Start SUPPLIED RECORDS

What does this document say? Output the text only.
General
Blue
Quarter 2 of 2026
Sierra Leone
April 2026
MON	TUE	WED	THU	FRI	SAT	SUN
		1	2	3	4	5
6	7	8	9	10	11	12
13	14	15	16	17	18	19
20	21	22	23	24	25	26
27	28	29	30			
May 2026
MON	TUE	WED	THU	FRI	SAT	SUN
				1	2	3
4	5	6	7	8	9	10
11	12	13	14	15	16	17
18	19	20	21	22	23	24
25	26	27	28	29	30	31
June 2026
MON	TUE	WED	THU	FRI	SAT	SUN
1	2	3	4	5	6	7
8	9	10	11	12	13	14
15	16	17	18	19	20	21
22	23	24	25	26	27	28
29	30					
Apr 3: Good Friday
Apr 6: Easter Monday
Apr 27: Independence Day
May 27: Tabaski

End SUPPLIED RECORDS

■ AIM OF THE TASK: Transcribe every line of the data, exactly as it stands.

■ THE COMPLETED TASK:
What does this document say? Output the text only.
General
Blue
Quarter 2 of 2026
Sierra Leone
April 2026
MON	TUE	WED	THU	FRI	SAT	SUN
		1	2	3	4	5
6	7	8	9	10	11	12
13	14	15	16	17	18	19
20	21	22	23	24	25	26
27	28	29	30			
May 2026
MON	TUE	WED	THU	FRI	SAT	SUN
				1	2	3
4	5	6	7	8	9	10
11	12	13	14	15	16	17
18	19	20	21	22	23	24
25	26	27	28	29	30	31
June 2026
MON	TUE	WED	THU	FRI	SAT	SUN
1	2	3	4	5	6	7
8	9	10	11	12	13	14
15	16	17	18	19	20	21
22	23	24	25	26	27	28
29	30					
Apr 3: Good Friday
Apr 6: Easter Monday
Apr 27: Independence Day
May 27: Tabaski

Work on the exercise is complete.